++++ Records for this task

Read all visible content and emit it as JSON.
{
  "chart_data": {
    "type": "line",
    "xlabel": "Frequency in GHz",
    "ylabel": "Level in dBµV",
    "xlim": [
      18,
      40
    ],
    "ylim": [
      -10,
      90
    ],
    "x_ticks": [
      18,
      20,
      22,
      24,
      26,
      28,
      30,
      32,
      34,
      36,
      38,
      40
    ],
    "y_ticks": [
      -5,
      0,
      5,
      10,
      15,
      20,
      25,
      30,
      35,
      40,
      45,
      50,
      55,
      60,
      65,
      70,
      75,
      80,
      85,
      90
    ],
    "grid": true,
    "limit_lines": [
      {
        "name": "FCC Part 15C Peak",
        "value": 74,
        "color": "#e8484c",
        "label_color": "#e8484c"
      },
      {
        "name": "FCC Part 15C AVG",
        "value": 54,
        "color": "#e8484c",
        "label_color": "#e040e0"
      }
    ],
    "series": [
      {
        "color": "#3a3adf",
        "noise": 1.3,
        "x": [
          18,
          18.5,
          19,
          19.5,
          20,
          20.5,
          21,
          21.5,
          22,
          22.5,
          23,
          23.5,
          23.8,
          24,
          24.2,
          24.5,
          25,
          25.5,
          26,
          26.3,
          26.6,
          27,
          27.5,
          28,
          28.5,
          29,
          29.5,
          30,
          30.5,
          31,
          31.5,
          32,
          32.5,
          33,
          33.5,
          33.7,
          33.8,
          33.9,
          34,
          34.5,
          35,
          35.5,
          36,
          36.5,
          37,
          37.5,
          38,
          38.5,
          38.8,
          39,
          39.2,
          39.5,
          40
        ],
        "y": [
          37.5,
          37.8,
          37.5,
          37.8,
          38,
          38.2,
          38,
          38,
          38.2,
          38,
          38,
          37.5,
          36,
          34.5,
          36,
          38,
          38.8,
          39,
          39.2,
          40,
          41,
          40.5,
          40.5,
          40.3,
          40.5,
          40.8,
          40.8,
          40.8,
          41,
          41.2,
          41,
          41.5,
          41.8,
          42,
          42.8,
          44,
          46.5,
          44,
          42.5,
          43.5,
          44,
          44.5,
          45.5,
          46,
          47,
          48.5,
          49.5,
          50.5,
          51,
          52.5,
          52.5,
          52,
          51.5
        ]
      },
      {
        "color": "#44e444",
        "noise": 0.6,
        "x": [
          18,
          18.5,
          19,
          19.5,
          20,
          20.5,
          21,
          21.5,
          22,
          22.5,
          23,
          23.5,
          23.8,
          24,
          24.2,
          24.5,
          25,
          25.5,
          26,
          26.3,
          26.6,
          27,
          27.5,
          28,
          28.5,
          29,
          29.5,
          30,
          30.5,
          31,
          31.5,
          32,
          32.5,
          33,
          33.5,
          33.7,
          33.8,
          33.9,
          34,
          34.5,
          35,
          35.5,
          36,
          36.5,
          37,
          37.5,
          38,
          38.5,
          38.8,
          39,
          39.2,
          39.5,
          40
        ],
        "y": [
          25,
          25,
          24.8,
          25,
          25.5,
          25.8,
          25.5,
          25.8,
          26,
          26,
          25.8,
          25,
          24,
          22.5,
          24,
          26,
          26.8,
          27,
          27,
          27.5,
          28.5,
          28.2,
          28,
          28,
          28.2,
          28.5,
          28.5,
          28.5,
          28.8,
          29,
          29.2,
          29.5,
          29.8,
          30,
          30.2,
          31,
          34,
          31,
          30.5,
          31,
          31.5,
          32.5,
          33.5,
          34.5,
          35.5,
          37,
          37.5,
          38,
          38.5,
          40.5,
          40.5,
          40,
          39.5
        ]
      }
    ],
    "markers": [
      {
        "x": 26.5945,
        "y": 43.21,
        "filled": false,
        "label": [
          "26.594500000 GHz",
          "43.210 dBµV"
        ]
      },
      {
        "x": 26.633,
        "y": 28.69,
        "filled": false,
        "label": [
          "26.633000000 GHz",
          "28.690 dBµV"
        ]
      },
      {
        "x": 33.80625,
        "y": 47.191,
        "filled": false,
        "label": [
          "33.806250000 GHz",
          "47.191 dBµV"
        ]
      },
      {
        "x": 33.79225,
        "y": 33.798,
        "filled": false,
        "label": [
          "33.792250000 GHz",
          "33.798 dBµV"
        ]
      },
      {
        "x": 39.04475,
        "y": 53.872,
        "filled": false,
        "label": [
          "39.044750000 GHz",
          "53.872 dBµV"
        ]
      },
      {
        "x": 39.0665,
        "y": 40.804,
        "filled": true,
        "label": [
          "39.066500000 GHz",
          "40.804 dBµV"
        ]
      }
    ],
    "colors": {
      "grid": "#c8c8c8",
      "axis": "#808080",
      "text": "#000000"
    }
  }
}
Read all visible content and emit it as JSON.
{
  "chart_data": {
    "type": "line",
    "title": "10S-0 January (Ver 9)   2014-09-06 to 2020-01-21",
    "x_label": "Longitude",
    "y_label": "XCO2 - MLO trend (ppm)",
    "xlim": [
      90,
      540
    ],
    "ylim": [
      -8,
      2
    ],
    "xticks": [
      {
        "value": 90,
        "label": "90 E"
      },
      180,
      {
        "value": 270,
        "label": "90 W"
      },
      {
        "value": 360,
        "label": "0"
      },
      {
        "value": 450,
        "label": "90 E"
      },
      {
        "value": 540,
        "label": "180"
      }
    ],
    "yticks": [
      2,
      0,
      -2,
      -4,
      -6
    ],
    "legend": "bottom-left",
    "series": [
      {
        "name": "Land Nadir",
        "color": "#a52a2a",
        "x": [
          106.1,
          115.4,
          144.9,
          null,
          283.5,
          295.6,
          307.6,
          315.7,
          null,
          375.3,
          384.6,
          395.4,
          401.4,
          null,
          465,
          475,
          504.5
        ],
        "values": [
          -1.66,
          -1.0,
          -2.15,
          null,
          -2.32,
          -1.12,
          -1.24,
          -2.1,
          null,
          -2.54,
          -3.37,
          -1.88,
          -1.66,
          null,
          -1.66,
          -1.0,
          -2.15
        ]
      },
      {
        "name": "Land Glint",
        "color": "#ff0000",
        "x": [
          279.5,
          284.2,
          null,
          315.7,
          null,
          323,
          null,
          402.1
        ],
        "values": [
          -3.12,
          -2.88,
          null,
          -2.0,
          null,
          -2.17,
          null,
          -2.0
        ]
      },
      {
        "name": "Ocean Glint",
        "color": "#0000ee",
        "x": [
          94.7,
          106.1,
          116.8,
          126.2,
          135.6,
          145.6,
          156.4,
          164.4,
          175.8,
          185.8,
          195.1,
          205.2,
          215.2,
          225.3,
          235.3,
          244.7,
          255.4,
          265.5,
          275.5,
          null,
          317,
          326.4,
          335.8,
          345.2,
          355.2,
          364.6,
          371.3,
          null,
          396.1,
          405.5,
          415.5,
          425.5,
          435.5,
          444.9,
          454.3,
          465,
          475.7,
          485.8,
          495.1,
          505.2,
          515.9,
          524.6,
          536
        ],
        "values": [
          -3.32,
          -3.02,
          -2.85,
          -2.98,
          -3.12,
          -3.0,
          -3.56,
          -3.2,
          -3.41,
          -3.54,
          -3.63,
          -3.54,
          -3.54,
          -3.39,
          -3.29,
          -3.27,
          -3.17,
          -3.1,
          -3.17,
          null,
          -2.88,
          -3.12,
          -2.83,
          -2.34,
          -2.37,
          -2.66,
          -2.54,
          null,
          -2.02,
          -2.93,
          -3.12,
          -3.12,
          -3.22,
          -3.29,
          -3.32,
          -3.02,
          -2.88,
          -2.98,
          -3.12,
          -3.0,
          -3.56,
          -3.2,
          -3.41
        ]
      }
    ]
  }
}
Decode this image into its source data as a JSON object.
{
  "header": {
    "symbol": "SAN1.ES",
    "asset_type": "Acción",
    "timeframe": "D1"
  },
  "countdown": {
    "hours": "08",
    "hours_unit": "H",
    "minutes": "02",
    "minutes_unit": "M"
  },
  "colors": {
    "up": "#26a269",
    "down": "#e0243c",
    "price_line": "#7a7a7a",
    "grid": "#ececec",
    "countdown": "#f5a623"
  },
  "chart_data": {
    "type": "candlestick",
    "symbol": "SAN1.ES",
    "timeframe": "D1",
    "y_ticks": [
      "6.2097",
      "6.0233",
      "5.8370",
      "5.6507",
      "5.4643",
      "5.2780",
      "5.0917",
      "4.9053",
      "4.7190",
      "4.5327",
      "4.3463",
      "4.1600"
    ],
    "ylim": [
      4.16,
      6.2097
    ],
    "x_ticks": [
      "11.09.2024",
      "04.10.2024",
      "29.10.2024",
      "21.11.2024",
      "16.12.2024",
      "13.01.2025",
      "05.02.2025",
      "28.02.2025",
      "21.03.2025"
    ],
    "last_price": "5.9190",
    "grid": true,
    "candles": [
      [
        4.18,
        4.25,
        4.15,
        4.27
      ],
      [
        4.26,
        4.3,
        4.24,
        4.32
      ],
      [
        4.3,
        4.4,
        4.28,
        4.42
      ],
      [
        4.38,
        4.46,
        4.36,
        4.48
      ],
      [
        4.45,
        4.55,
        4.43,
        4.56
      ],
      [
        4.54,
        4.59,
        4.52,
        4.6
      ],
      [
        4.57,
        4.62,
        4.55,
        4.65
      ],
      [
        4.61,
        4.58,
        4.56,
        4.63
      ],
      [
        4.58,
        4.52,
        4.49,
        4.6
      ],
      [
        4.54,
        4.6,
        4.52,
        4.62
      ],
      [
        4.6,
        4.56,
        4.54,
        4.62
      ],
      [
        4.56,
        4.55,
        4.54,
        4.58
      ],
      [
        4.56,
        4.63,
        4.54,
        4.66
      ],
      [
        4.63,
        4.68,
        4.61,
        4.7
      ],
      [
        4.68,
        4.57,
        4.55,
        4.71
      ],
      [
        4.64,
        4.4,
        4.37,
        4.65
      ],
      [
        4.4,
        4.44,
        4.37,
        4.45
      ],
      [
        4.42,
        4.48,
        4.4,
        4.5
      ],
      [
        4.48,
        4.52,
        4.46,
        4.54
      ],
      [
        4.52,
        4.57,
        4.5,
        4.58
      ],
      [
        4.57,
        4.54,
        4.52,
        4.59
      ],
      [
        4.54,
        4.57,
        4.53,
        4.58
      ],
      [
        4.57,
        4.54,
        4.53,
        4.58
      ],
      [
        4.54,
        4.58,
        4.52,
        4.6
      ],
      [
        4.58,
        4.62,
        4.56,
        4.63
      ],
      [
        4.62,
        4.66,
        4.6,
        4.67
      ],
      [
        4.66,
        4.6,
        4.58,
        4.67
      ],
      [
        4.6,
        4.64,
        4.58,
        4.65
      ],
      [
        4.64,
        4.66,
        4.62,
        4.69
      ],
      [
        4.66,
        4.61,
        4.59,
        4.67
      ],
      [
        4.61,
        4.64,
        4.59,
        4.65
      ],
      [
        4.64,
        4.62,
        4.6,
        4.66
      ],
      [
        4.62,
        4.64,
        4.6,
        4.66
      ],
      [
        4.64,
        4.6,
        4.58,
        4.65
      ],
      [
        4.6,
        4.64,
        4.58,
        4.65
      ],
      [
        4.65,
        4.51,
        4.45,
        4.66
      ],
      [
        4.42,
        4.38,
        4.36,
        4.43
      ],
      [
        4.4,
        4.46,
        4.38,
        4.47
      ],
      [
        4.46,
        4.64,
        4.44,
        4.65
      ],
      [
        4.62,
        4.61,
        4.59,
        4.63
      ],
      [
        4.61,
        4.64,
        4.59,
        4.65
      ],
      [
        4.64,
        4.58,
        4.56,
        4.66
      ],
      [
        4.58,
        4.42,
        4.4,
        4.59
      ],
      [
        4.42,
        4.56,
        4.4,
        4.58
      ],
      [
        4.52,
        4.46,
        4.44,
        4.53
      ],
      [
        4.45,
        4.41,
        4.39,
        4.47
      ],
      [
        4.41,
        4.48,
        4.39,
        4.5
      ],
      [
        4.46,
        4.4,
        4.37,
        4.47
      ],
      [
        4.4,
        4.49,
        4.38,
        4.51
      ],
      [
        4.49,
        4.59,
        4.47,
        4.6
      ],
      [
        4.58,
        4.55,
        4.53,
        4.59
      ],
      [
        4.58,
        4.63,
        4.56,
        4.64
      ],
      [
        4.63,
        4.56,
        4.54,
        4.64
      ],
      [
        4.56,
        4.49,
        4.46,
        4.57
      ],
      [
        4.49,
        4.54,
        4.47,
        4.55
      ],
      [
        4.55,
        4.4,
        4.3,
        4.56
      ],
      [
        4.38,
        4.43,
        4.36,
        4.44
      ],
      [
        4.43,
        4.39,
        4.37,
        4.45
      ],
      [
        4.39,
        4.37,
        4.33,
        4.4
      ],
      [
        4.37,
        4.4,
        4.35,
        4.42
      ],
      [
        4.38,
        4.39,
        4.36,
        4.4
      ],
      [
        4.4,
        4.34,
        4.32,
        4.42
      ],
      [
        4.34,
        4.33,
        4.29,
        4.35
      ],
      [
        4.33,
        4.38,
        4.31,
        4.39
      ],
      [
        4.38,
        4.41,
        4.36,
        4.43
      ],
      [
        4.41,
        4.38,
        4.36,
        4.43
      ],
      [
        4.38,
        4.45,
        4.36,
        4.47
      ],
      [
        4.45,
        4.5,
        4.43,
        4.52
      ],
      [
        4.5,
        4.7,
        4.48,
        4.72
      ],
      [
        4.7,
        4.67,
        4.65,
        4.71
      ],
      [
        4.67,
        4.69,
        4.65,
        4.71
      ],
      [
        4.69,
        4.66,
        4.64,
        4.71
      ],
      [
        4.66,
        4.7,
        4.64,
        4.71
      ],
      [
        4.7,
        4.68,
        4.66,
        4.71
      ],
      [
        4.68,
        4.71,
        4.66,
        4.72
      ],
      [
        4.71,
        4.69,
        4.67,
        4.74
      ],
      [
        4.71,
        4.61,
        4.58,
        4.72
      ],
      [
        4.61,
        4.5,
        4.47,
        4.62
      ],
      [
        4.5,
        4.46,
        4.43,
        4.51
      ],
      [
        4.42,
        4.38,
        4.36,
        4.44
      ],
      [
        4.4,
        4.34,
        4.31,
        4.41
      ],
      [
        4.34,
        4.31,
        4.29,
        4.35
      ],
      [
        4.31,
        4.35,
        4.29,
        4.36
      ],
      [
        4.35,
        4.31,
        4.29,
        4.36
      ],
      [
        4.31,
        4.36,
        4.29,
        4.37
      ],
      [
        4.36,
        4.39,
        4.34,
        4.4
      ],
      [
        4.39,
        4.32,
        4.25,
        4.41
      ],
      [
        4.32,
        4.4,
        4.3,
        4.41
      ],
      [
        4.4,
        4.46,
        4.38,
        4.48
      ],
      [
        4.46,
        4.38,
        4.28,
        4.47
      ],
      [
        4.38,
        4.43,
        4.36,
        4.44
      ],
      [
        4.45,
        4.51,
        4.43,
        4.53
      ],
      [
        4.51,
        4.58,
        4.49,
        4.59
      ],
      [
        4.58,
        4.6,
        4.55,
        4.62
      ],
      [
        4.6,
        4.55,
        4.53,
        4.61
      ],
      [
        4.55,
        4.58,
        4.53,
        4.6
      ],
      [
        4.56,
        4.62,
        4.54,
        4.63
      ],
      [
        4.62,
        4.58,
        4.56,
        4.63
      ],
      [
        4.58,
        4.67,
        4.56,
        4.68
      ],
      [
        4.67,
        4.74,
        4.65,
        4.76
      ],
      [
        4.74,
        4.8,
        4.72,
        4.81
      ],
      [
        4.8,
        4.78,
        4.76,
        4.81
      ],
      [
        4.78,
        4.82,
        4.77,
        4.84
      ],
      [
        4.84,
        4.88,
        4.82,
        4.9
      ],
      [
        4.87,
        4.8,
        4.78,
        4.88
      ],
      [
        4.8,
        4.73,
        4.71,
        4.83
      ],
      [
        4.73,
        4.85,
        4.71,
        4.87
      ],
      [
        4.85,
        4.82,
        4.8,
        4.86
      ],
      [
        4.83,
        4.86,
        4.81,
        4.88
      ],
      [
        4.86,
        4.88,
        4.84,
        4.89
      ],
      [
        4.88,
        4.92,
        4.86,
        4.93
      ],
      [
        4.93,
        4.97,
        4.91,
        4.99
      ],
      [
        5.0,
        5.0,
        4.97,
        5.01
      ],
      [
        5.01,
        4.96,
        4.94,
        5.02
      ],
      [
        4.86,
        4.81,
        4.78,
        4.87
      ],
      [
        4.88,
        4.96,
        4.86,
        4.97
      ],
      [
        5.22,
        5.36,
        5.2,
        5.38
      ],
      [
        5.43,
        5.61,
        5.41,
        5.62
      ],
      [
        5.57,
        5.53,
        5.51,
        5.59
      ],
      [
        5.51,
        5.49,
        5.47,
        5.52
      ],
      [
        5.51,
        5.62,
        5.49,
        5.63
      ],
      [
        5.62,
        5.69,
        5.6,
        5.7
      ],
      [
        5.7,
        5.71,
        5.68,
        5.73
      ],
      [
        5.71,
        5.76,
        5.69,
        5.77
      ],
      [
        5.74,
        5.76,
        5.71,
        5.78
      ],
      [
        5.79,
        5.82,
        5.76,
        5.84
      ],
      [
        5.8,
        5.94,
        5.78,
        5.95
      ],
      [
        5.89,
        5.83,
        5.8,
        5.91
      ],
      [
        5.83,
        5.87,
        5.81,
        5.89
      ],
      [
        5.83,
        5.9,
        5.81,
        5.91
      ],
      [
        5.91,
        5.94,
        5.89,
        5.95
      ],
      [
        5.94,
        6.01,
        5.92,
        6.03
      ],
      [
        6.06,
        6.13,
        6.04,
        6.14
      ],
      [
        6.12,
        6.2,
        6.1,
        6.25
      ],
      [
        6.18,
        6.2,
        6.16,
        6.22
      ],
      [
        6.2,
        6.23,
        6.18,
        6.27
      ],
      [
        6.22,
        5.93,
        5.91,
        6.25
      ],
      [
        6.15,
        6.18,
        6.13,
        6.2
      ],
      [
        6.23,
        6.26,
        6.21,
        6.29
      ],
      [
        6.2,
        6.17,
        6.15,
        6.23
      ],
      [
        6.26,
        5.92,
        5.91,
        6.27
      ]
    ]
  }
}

++++++++

* [What you should do]:
Return every line in the listing that contains the word "name".

* [Answer for the task]:
        "name": "FCC Part 15C Peak",
        "name": "FCC Part 15C AVG",
        "name": "Land Nadir",
        "name": "Land Glint",
        "name": "Ocean Glint",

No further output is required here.